= Your instructions =
Repeat the data that follows, word for word, without the images.

= Excerpted records =
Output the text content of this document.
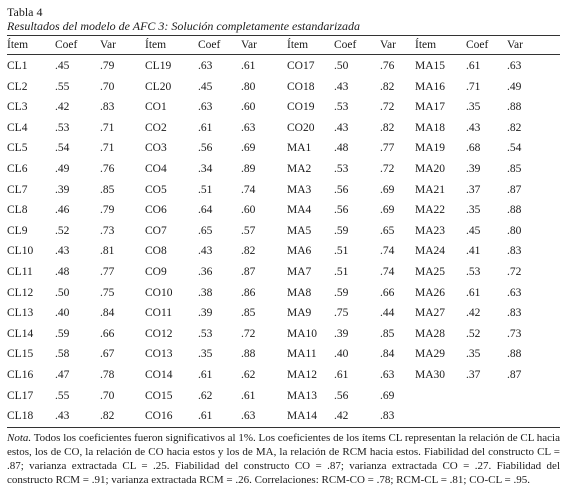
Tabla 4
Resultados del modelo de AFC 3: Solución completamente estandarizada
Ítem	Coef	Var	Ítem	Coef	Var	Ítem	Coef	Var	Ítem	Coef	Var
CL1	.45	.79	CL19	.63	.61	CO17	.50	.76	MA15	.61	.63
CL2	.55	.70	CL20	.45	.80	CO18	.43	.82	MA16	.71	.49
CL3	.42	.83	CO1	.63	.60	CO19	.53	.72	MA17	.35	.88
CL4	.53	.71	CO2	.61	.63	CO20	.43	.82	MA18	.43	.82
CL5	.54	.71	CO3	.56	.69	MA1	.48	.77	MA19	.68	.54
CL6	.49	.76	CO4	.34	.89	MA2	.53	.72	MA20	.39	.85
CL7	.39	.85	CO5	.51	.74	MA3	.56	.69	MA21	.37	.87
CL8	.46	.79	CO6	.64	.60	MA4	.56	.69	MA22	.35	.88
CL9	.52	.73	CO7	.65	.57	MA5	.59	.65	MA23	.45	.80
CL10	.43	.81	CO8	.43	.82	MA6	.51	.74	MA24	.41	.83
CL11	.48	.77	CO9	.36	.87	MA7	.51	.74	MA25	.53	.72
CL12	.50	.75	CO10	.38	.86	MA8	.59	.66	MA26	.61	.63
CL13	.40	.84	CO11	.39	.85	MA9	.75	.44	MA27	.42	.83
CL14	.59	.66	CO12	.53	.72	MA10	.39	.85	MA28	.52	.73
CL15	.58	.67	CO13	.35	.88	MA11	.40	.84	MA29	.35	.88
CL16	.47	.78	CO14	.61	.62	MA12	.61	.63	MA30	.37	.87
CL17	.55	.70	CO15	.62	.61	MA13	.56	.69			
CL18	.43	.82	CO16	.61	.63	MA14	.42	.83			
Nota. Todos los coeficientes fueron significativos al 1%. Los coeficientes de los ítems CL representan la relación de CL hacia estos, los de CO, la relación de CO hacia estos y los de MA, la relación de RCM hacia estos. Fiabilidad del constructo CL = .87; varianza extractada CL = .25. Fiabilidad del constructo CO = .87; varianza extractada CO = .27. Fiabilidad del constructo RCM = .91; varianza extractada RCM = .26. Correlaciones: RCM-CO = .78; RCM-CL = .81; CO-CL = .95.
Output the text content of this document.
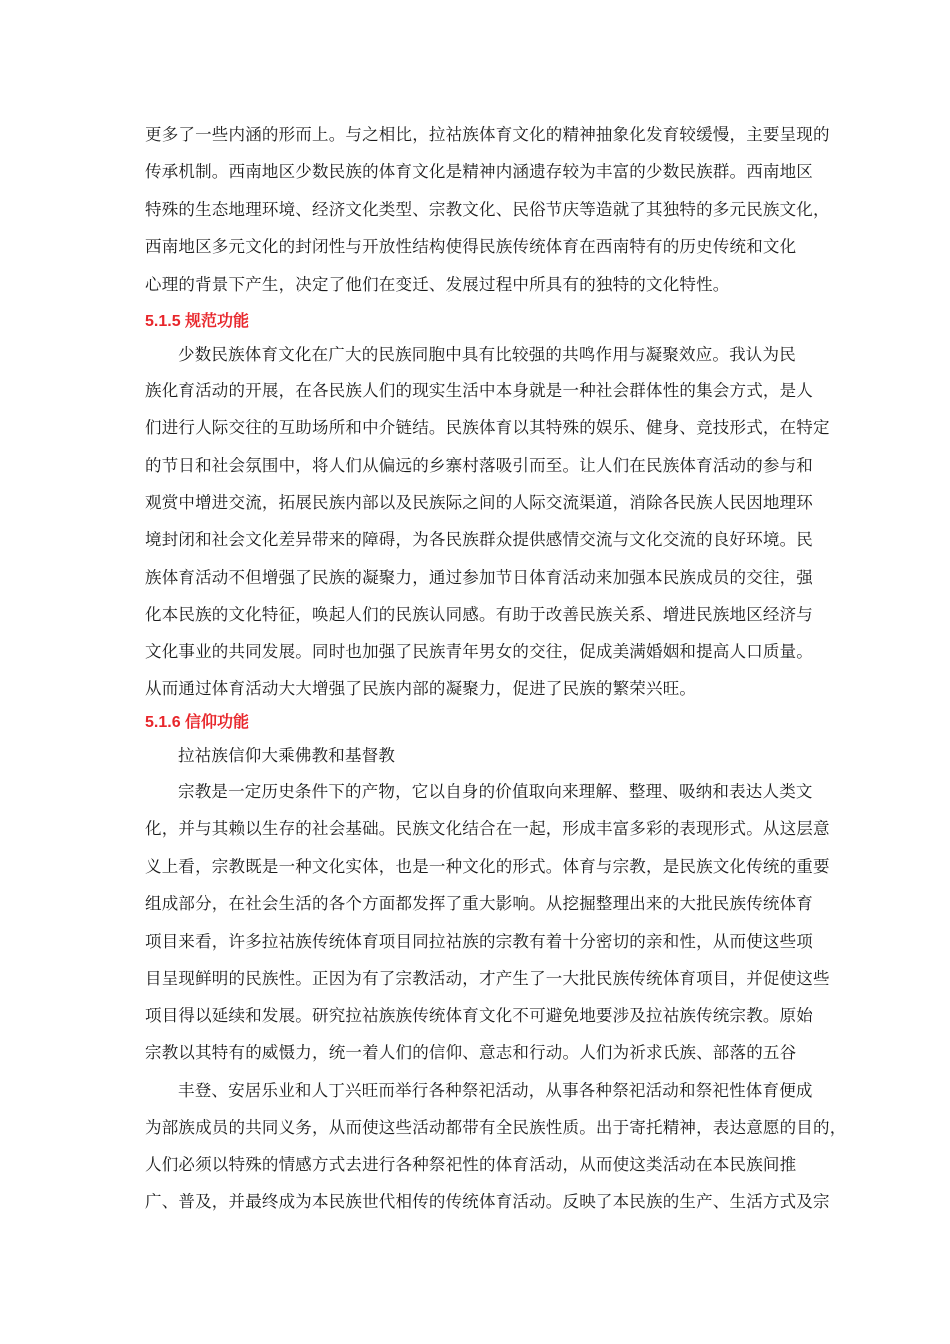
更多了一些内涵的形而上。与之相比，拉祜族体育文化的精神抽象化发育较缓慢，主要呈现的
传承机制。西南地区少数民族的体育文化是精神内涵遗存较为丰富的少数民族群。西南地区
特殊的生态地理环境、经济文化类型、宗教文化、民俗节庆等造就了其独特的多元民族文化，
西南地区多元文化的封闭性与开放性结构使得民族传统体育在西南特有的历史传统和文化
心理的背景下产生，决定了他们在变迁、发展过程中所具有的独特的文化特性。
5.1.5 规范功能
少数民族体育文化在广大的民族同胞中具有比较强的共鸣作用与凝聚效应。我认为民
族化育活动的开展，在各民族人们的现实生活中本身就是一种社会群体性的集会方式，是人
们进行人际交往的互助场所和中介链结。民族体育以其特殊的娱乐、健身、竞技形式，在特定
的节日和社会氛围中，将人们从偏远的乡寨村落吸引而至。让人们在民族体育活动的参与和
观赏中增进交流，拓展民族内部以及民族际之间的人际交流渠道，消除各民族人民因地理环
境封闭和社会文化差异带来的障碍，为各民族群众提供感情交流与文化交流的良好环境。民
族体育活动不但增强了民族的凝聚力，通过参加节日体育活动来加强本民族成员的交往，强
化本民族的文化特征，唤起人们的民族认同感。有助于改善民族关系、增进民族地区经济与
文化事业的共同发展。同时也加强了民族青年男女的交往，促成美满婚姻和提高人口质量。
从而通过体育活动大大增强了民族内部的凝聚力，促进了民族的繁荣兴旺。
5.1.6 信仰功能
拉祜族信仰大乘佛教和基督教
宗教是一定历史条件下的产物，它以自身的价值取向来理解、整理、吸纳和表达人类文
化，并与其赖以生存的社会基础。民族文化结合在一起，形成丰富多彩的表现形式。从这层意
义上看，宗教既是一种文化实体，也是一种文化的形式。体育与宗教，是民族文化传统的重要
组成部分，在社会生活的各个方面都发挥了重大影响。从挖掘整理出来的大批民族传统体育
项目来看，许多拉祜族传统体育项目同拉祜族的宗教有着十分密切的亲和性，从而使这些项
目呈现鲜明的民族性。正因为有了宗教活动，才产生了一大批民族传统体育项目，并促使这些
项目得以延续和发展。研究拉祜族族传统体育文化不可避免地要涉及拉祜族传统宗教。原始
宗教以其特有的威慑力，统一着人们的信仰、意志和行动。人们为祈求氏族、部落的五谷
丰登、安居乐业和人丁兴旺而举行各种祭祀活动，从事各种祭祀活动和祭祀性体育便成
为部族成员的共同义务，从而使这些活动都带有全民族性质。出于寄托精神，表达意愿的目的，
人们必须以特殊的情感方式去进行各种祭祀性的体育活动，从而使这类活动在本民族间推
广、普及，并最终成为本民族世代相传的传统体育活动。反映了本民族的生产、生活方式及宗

= Completed exercise =
Output the text content of this document.
Tabla 4
Resultados del modelo de AFC 3: Solución completamente estandarizada
Ítem	Coef	Var	Ítem	Coef	Var	Ítem	Coef	Var	Ítem	Coef	Var
CL1	.45	.79	CL19	.63	.61	CO17	.50	.76	MA15	.61	.63
CL2	.55	.70	CL20	.45	.80	CO18	.43	.82	MA16	.71	.49
CL3	.42	.83	CO1	.63	.60	CO19	.53	.72	MA17	.35	.88
CL4	.53	.71	CO2	.61	.63	CO20	.43	.82	MA18	.43	.82
CL5	.54	.71	CO3	.56	.69	MA1	.48	.77	MA19	.68	.54
CL6	.49	.76	CO4	.34	.89	MA2	.53	.72	MA20	.39	.85
CL7	.39	.85	CO5	.51	.74	MA3	.56	.69	MA21	.37	.87
CL8	.46	.79	CO6	.64	.60	MA4	.56	.69	MA22	.35	.88
CL9	.52	.73	CO7	.65	.57	MA5	.59	.65	MA23	.45	.80
CL10	.43	.81	CO8	.43	.82	MA6	.51	.74	MA24	.41	.83
CL11	.48	.77	CO9	.36	.87	MA7	.51	.74	MA25	.53	.72
CL12	.50	.75	CO10	.38	.86	MA8	.59	.66	MA26	.61	.63
CL13	.40	.84	CO11	.39	.85	MA9	.75	.44	MA27	.42	.83
CL14	.59	.66	CO12	.53	.72	MA10	.39	.85	MA28	.52	.73
CL15	.58	.67	CO13	.35	.88	MA11	.40	.84	MA29	.35	.88
CL16	.47	.78	CO14	.61	.62	MA12	.61	.63	MA30	.37	.87
CL17	.55	.70	CO15	.62	.61	MA13	.56	.69			
CL18	.43	.82	CO16	.61	.63	MA14	.42	.83			
Nota. Todos los coeficientes fueron significativos al 1%. Los coeficientes de los ítems CL representan la relación de CL hacia estos, los de CO, la relación de CO hacia estos y los de MA, la relación de RCM hacia estos. Fiabilidad del constructo CL = .87; varianza extractada CL = .25. Fiabilidad del constructo CO = .87; varianza extractada CO = .27. Fiabilidad del constructo RCM = .91; varianza extractada RCM = .26. Correlaciones: RCM-CO = .78; RCM-CL = .81; CO-CL = .95.
Output the text content of this document.
更多了一些内涵的形而上。与之相比，拉祜族体育文化的精神抽象化发育较缓慢，主要呈现的
传承机制。西南地区少数民族的体育文化是精神内涵遗存较为丰富的少数民族群。西南地区
特殊的生态地理环境、经济文化类型、宗教文化、民俗节庆等造就了其独特的多元民族文化，
西南地区多元文化的封闭性与开放性结构使得民族传统体育在西南特有的历史传统和文化
心理的背景下产生，决定了他们在变迁、发展过程中所具有的独特的文化特性。
5.1.5 规范功能
少数民族体育文化在广大的民族同胞中具有比较强的共鸣作用与凝聚效应。我认为民
族化育活动的开展，在各民族人们的现实生活中本身就是一种社会群体性的集会方式，是人
们进行人际交往的互助场所和中介链结。民族体育以其特殊的娱乐、健身、竞技形式，在特定
的节日和社会氛围中，将人们从偏远的乡寨村落吸引而至。让人们在民族体育活动的参与和
观赏中增进交流，拓展民族内部以及民族际之间的人际交流渠道，消除各民族人民因地理环
境封闭和社会文化差异带来的障碍，为各民族群众提供感情交流与文化交流的良好环境。民
族体育活动不但增强了民族的凝聚力，通过参加节日体育活动来加强本民族成员的交往，强
化本民族的文化特征，唤起人们的民族认同感。有助于改善民族关系、增进民族地区经济与
文化事业的共同发展。同时也加强了民族青年男女的交往，促成美满婚姻和提高人口质量。
从而通过体育活动大大增强了民族内部的凝聚力，促进了民族的繁荣兴旺。
5.1.6 信仰功能
拉祜族信仰大乘佛教和基督教
宗教是一定历史条件下的产物，它以自身的价值取向来理解、整理、吸纳和表达人类文
化，并与其赖以生存的社会基础。民族文化结合在一起，形成丰富多彩的表现形式。从这层意
义上看，宗教既是一种文化实体，也是一种文化的形式。体育与宗教，是民族文化传统的重要
组成部分，在社会生活的各个方面都发挥了重大影响。从挖掘整理出来的大批民族传统体育
项目来看，许多拉祜族传统体育项目同拉祜族的宗教有着十分密切的亲和性，从而使这些项
目呈现鲜明的民族性。正因为有了宗教活动，才产生了一大批民族传统体育项目，并促使这些
项目得以延续和发展。研究拉祜族族传统体育文化不可避免地要涉及拉祜族传统宗教。原始
宗教以其特有的威慑力，统一着人们的信仰、意志和行动。人们为祈求氏族、部落的五谷
丰登、安居乐业和人丁兴旺而举行各种祭祀活动，从事各种祭祀活动和祭祀性体育便成
为部族成员的共同义务，从而使这些活动都带有全民族性质。出于寄托精神，表达意愿的目的，
人们必须以特殊的情感方式去进行各种祭祀性的体育活动，从而使这类活动在本民族间推
广、普及，并最终成为本民族世代相传的传统体育活动。反映了本民族的生产、生活方式及宗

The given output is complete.